▸ Data entries
..........

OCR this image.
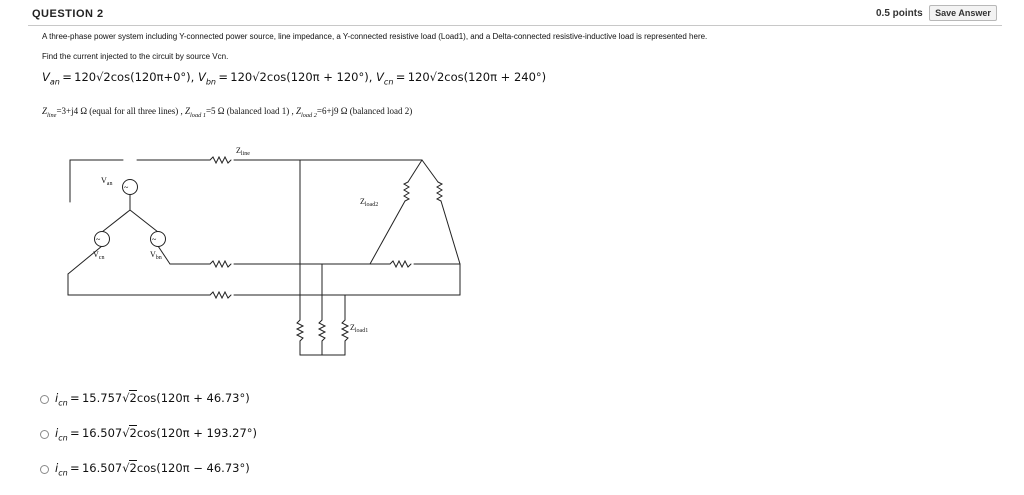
QUESTION 2	0.5 points	Save Answer
A three-phase power system including Y-connected power source, line impedance, a Y-connected resistive load (Load1), and a Delta-connected resistive-inductive load is represented here.
Find the current injected to the circuit by source Vcn.
$V_{an} = 120√2\cos(120\pi+0^\circ)$, $V_{bn} = 120√2\cos(120\pi + 120^\circ)$, $V_{cn} = 120√2\cos(120\pi + 240^\circ)$
$Z_{line}=3+j4$ Ω (equal for all three lines) , $Z_{load 1}=5$ Ω (balanced load 1) , $Z_{load 2}=6+j9$ Ω (balanced load 2)
~
~	~
$Z_{line}$
$Z_{load2}$
$Z_{load1}$
$V_{an}$
$V_{cn}$	$V_{bn}$
$i_{cn} = 15.757√2\cos(120\pi + 46.73^\circ)$
$i_{cn} = 16.507√2\cos(120\pi + 193.27^\circ)$
$i_{cn} = 16.507√2\cos(120\pi - 46.73^\circ)$
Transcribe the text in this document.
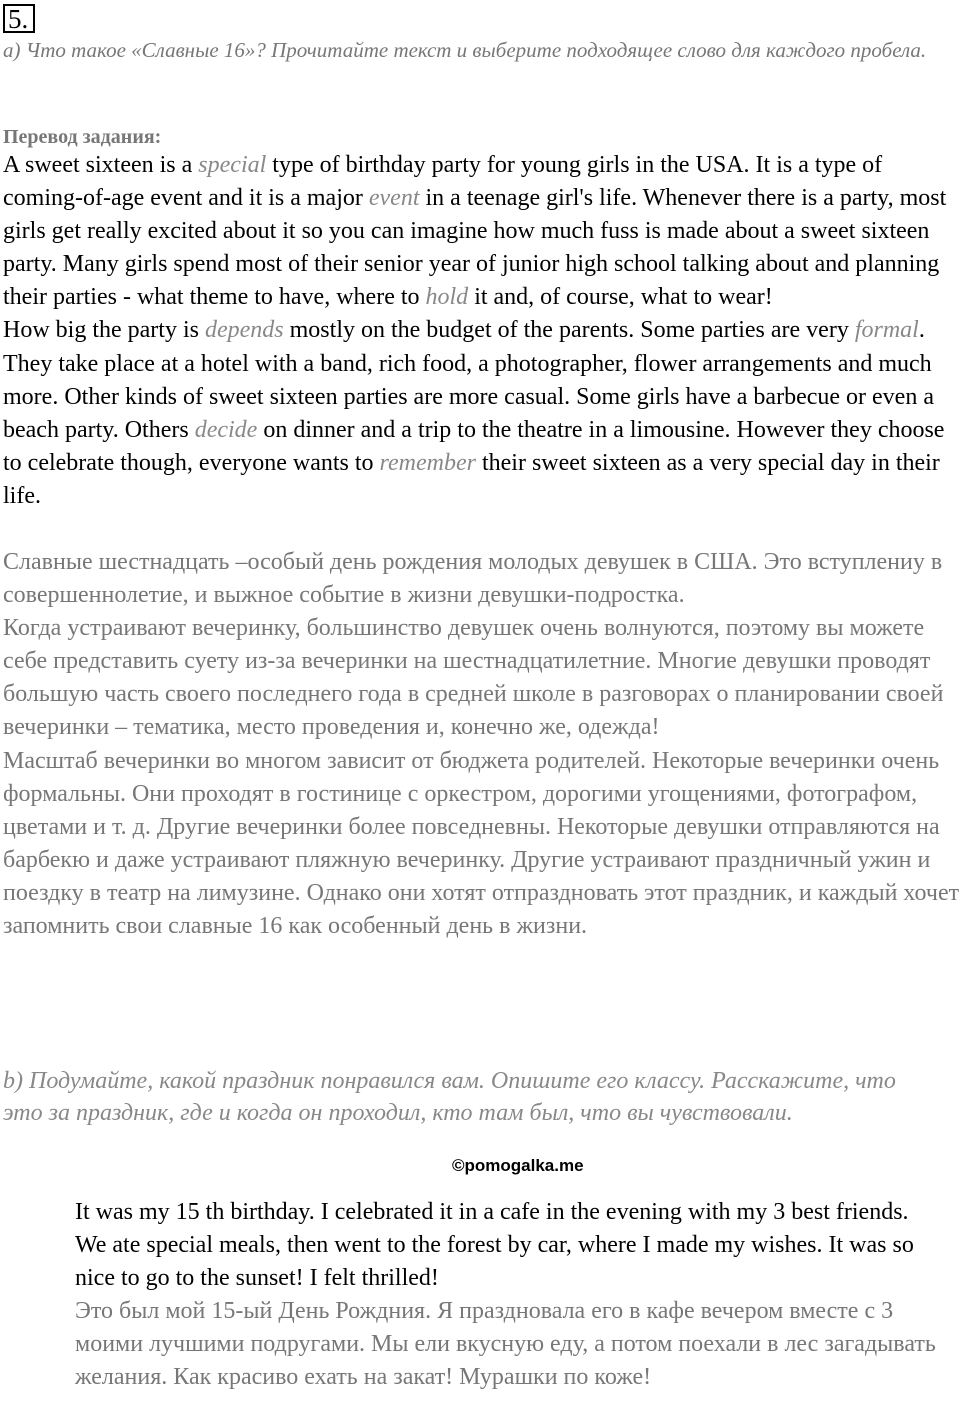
5.
а) Что такое «Славные 16»? Прочитайте текст и выберите подходящее слово для каждого пробела.
Перевод задания:

A sweet sixteen is a special type of birthday party for young girls in the USA. It is a type of coming-of-age event and it is a major event in a teenage girl's life. Whenever there is a party, most girls get really excited about it so you can imagine how much fuss is made about a sweet sixteen party. Many girls spend most of their senior year of junior high school talking about and planning their parties - what theme to have, where to hold it and, of course, what to wear!

How big the party is depends mostly on the budget of the parents. Some parties are very formal. They take place at a hotel with a band, rich food, a photographer, flower arrangements and much more. Other kinds of sweet sixteen parties are more casual. Some girls have a barbecue or even a beach party. Others decide on dinner and a trip to the theatre in a limousine. However they choose to celebrate though, everyone wants to remember their sweet sixteen as a very special day in their life.

Славные шестнадцать –особый день рождения молодых девушек в США. Это вступлениу в совершеннолетие, и выжное событие в жизни девушки-подростка.

Когда устраивают вечеринку, большинство девушек очень волнуются, поэтому вы можете себе представить суету из-за вечеринки на шестнадцатилетние. Многие девушки проводят большую часть своего последнего года в средней школе в разговорах о планировании своей вечеринки – тематика, место проведения и, конечно же, одежда!

Масштаб вечеринки во многом зависит от бюджета родителей. Некоторые вечеринки очень формальны. Они проходят в гостинице с оркестром, дорогими угощениями, фотографом, цветами и т. д. Другие вечеринки более повседневны. Некоторые девушки отправляются на барбекю и даже устраивают пляжную вечеринку. Другие устраивают праздничный ужин и поездку в театр на лимузине. Однако они хотят отпраздновать этот праздник, и каждый хочет запомнить свои славные 16 как особенный день в жизни.

b) Подумайте, какой праздник понравился вам. Опишите его классу. Расскажите, что это за праздник, где и когда он проходил, кто там был, что вы чувствовали.
©pomogalka.me
It was my 15 th birthday. I celebrated it in a cafe in the evening with my 3 best friends. We ate special meals, then went to the forest by car, where I made my wishes. It was so nice to go to the sunset! I felt thrilled!
Это был мой 15-ый День Рождния. Я праздновала его в кафе вечером вместе с 3 моими лучшими подругами. Мы ели вкусную еду, а потом поехали в лес загадывать желания. Как красиво ехать на закат! Мурашки по коже!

..........

Make an exact copy of the whole listing, but don't bring over any pictures.

▸ RESPONSE TO THE EXERCISE
OCR this image.
QUESTION 2	0.5 points	Save Answer
A three-phase power system including Y-connected power source, line impedance, a Y-connected resistive load (Load1), and a Delta-connected resistive-inductive load is represented here.
Find the current injected to the circuit by source Vcn.
$V_{an} = 120√2\cos(120\pi+0^\circ)$, $V_{bn} = 120√2\cos(120\pi + 120^\circ)$, $V_{cn} = 120√2\cos(120\pi + 240^\circ)$
$Z_{line}=3+j4$ Ω (equal for all three lines) , $Z_{load 1}=5$ Ω (balanced load 1) , $Z_{load 2}=6+j9$ Ω (balanced load 2)
~
~	~
$Z_{line}$
$Z_{load2}$
$Z_{load1}$
$V_{an}$
$V_{cn}$	$V_{bn}$
$i_{cn} = 15.757√2\cos(120\pi + 46.73^\circ)$
$i_{cn} = 16.507√2\cos(120\pi + 193.27^\circ)$
$i_{cn} = 16.507√2\cos(120\pi - 46.73^\circ)$
Transcribe the text in this document.
5.
а) Что такое «Славные 16»? Прочитайте текст и выберите подходящее слово для каждого пробела.
Перевод задания:

A sweet sixteen is a special type of birthday party for young girls in the USA. It is a type of coming-of-age event and it is a major event in a teenage girl's life. Whenever there is a party, most girls get really excited about it so you can imagine how much fuss is made about a sweet sixteen party. Many girls spend most of their senior year of junior high school talking about and planning their parties - what theme to have, where to hold it and, of course, what to wear!

How big the party is depends mostly on the budget of the parents. Some parties are very formal. They take place at a hotel with a band, rich food, a photographer, flower arrangements and much more. Other kinds of sweet sixteen parties are more casual. Some girls have a barbecue or even a beach party. Others decide on dinner and a trip to the theatre in a limousine. However they choose to celebrate though, everyone wants to remember their sweet sixteen as a very special day in their life.

Славные шестнадцать –особый день рождения молодых девушек в США. Это вступлениу в совершеннолетие, и выжное событие в жизни девушки-подростка.

Когда устраивают вечеринку, большинство девушек очень волнуются, поэтому вы можете себе представить суету из-за вечеринки на шестнадцатилетние. Многие девушки проводят большую часть своего последнего года в средней школе в разговорах о планировании своей вечеринки – тематика, место проведения и, конечно же, одежда!

Масштаб вечеринки во многом зависит от бюджета родителей. Некоторые вечеринки очень формальны. Они проходят в гостинице с оркестром, дорогими угощениями, фотографом, цветами и т. д. Другие вечеринки более повседневны. Некоторые девушки отправляются на барбекю и даже устраивают пляжную вечеринку. Другие устраивают праздничный ужин и поездку в театр на лимузине. Однако они хотят отпраздновать этот праздник, и каждый хочет запомнить свои славные 16 как особенный день в жизни.

b) Подумайте, какой праздник понравился вам. Опишите его классу. Расскажите, что это за праздник, где и когда он проходил, кто там был, что вы чувствовали.
©pomogalka.me
It was my 15 th birthday. I celebrated it in a cafe in the evening with my 3 best friends. We ate special meals, then went to the forest by car, where I made my wishes. It was so nice to go to the sunset! I felt thrilled!
Это был мой 15-ый День Рождния. Я праздновала его в кафе вечером вместе с 3 моими лучшими подругами. Мы ели вкусную еду, а потом поехали в лес загадывать желания. Как красиво ехать на закат! Мурашки по коже!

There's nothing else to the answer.